**Record list**
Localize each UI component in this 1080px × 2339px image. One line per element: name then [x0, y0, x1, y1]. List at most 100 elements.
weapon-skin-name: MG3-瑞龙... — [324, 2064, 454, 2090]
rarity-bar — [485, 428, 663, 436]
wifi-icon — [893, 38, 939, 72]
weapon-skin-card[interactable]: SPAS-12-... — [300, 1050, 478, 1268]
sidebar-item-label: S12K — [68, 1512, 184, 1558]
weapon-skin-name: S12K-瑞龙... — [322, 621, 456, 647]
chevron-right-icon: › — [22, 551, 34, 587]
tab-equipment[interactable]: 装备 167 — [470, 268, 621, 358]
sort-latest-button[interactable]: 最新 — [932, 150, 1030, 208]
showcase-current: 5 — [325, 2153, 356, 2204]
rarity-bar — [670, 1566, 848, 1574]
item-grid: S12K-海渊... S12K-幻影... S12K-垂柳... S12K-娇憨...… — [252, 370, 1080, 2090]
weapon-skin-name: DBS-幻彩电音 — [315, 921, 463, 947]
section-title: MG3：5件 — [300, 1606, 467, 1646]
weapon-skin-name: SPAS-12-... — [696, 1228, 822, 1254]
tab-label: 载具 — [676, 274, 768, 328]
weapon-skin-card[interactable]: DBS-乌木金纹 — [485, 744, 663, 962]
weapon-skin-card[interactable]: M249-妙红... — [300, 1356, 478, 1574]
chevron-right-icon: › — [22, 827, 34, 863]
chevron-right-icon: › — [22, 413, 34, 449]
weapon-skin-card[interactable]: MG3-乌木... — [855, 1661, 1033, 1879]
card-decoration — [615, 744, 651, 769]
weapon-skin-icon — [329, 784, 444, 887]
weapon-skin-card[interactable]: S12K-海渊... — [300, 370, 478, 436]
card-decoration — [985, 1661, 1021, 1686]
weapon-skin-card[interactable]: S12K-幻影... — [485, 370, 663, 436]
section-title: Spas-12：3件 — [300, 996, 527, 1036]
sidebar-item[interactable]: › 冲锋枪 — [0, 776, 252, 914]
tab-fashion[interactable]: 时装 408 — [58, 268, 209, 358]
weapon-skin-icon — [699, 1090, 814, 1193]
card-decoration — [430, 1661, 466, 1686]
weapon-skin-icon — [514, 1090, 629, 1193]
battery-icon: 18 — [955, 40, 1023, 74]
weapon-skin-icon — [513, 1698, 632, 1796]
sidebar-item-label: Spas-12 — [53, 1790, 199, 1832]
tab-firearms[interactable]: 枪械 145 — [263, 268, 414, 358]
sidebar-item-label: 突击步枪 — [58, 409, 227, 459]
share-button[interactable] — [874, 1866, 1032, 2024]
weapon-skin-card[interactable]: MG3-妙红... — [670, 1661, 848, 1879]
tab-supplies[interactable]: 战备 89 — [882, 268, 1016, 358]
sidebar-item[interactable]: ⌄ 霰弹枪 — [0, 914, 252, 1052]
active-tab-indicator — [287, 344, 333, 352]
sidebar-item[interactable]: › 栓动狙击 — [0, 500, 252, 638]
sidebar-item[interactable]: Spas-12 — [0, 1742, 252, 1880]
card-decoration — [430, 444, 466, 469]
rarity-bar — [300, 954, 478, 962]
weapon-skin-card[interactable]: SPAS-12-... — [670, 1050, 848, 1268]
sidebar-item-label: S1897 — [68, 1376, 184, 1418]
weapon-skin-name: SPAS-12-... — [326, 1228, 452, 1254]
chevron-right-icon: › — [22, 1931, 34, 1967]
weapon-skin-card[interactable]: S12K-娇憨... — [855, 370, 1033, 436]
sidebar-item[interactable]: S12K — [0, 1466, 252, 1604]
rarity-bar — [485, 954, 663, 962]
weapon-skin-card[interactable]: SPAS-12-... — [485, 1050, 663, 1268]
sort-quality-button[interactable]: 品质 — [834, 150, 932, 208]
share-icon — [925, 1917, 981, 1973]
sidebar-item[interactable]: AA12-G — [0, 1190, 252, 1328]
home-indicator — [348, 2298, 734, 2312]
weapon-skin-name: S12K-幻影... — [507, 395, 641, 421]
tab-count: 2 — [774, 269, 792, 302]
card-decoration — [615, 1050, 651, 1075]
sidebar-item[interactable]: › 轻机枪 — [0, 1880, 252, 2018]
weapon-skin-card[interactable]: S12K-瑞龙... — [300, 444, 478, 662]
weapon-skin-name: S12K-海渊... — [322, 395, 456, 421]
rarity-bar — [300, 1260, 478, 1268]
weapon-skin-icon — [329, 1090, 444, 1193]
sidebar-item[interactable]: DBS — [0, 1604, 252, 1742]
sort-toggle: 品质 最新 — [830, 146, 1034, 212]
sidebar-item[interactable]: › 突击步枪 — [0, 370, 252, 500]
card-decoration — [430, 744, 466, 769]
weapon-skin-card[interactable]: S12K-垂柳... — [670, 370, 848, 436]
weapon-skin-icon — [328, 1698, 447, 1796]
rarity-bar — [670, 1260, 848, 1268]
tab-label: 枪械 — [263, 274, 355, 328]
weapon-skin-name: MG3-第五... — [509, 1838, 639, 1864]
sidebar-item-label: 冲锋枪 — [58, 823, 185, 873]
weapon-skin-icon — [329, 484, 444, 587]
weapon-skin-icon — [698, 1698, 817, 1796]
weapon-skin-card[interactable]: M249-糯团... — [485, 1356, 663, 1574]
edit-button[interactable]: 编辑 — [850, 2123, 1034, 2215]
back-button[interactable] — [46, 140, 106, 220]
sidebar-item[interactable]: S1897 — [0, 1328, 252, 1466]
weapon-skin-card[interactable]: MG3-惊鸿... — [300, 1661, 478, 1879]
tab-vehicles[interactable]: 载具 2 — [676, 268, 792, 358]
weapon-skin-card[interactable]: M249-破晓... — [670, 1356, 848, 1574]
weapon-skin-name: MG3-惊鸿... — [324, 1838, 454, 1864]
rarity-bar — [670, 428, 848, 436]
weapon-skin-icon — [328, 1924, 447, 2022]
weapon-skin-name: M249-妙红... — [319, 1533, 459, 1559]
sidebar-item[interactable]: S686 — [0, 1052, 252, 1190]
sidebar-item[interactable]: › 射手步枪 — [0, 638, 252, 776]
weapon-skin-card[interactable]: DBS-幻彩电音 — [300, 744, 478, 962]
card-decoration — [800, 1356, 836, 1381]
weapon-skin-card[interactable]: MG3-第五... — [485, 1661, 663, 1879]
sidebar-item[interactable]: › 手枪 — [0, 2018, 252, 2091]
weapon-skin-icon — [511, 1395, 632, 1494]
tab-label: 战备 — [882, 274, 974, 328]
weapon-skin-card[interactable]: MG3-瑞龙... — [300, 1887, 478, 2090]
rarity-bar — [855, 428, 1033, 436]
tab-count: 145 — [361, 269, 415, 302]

**Exercise task**
Copy out the entries from the very first line up to and including the line with "card-decoration — [615, 744, 651, 769]".

**Result of the task**
Localize each UI component in this 1080px × 2339px image. One line per element: name then [x0, y0, x1, y1]. List at most 100 elements.
weapon-skin-name: MG3-瑞龙... — [324, 2064, 454, 2090]
rarity-bar — [485, 428, 663, 436]
wifi-icon — [893, 38, 939, 72]
weapon-skin-card[interactable]: SPAS-12-... — [300, 1050, 478, 1268]
sidebar-item-label: S12K — [68, 1512, 184, 1558]
weapon-skin-name: S12K-瑞龙... — [322, 621, 456, 647]
chevron-right-icon: › — [22, 551, 34, 587]
tab-equipment[interactable]: 装备 167 — [470, 268, 621, 358]
sort-latest-button[interactable]: 最新 — [932, 150, 1030, 208]
showcase-current: 5 — [325, 2153, 356, 2204]
rarity-bar — [670, 1566, 848, 1574]
item-grid: S12K-海渊... S12K-幻影... S12K-垂柳... S12K-娇憨...… — [252, 370, 1080, 2090]
weapon-skin-name: DBS-幻彩电音 — [315, 921, 463, 947]
section-title: MG3：5件 — [300, 1606, 467, 1646]
weapon-skin-name: SPAS-12-... — [696, 1228, 822, 1254]
tab-label: 载具 — [676, 274, 768, 328]
weapon-skin-card[interactable]: DBS-乌木金纹 — [485, 744, 663, 962]
weapon-skin-card[interactable]: M249-妙红... — [300, 1356, 478, 1574]
chevron-right-icon: › — [22, 827, 34, 863]
chevron-right-icon: › — [22, 413, 34, 449]
weapon-skin-card[interactable]: MG3-乌木... — [855, 1661, 1033, 1879]
card-decoration — [615, 744, 651, 769]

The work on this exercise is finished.